┏━━

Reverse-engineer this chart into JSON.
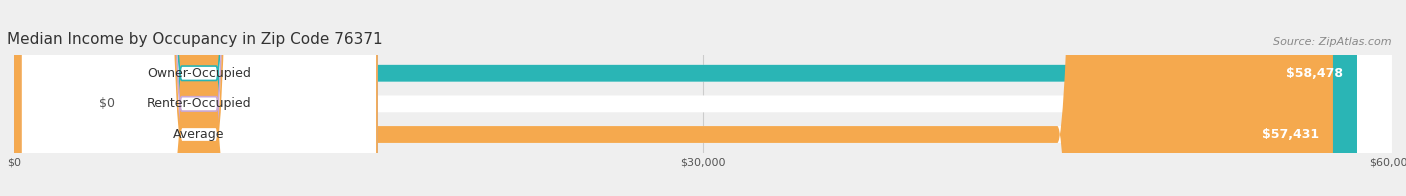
{
  "title": "Median Income by Occupancy in Zip Code 76371",
  "source": "Source: ZipAtlas.com",
  "categories": [
    "Owner-Occupied",
    "Renter-Occupied",
    "Average"
  ],
  "values": [
    58478,
    0,
    57431
  ],
  "bar_colors": [
    "#2ab5b5",
    "#c9a8d4",
    "#f5a94e"
  ],
  "value_labels": [
    "$58,478",
    "$0",
    "$57,431"
  ],
  "xlim": [
    0,
    60000
  ],
  "xticks": [
    0,
    30000,
    60000
  ],
  "xtick_labels": [
    "$0",
    "$30,000",
    "$60,000"
  ],
  "bar_height": 0.55,
  "background_color": "#efefef",
  "title_fontsize": 11,
  "source_fontsize": 8,
  "label_fontsize": 9,
  "value_fontsize": 9
}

┗━━

*What to work on:* In this exercise, set down all of the data exactly, without the pictures.

*Reply to the exercise:*
Reverse-engineer this chart into JSON.
{
  "title": "Median Income by Occupancy in Zip Code 76371",
  "source": "Source: ZipAtlas.com",
  "categories": [
    "Owner-Occupied",
    "Renter-Occupied",
    "Average"
  ],
  "values": [
    58478,
    0,
    57431
  ],
  "bar_colors": [
    "#2ab5b5",
    "#c9a8d4",
    "#f5a94e"
  ],
  "value_labels": [
    "$58,478",
    "$0",
    "$57,431"
  ],
  "xlim": [
    0,
    60000
  ],
  "xticks": [
    0,
    30000,
    60000
  ],
  "xtick_labels": [
    "$0",
    "$30,000",
    "$60,000"
  ],
  "bar_height": 0.55,
  "background_color": "#efefef",
  "title_fontsize": 11,
  "source_fontsize": 8,
  "label_fontsize": 9,
  "value_fontsize": 9
}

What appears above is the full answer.